DATA TO USE:
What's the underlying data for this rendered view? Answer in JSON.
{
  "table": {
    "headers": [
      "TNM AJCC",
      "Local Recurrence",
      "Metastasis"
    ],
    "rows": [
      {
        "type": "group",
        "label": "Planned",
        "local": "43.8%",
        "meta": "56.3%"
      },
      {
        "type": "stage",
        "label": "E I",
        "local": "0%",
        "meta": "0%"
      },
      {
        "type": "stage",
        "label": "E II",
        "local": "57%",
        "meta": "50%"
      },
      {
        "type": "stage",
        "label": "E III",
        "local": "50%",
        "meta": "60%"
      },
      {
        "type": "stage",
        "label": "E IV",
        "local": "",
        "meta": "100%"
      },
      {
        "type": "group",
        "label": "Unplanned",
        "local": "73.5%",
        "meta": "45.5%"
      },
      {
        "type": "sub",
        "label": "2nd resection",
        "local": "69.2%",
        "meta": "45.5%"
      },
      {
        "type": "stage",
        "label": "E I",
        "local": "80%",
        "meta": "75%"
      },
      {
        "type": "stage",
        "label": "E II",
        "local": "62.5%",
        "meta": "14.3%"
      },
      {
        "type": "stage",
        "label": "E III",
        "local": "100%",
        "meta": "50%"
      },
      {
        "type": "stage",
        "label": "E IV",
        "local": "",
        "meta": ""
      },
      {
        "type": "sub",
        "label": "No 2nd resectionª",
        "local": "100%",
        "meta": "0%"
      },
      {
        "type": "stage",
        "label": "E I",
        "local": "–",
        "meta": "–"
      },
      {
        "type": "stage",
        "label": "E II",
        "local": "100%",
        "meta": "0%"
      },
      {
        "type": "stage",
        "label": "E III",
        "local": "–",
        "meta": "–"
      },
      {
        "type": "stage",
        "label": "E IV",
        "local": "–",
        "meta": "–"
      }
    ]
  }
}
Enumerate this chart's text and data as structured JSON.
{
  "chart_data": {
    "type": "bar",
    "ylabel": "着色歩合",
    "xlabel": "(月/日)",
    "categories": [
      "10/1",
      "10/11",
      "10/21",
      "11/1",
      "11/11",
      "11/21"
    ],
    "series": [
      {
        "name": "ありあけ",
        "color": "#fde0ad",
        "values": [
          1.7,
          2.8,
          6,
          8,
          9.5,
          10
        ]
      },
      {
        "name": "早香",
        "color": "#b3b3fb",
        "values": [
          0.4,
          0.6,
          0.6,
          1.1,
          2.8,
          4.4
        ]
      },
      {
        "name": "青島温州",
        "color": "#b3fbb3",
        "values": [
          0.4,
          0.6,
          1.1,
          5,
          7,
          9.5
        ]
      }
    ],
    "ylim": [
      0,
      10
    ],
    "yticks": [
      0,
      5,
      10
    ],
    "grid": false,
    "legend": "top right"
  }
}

WHAT IS NEEDED: What is the number of lines that hold the string "JSON"? Reply with that number alone.

REPLY: 2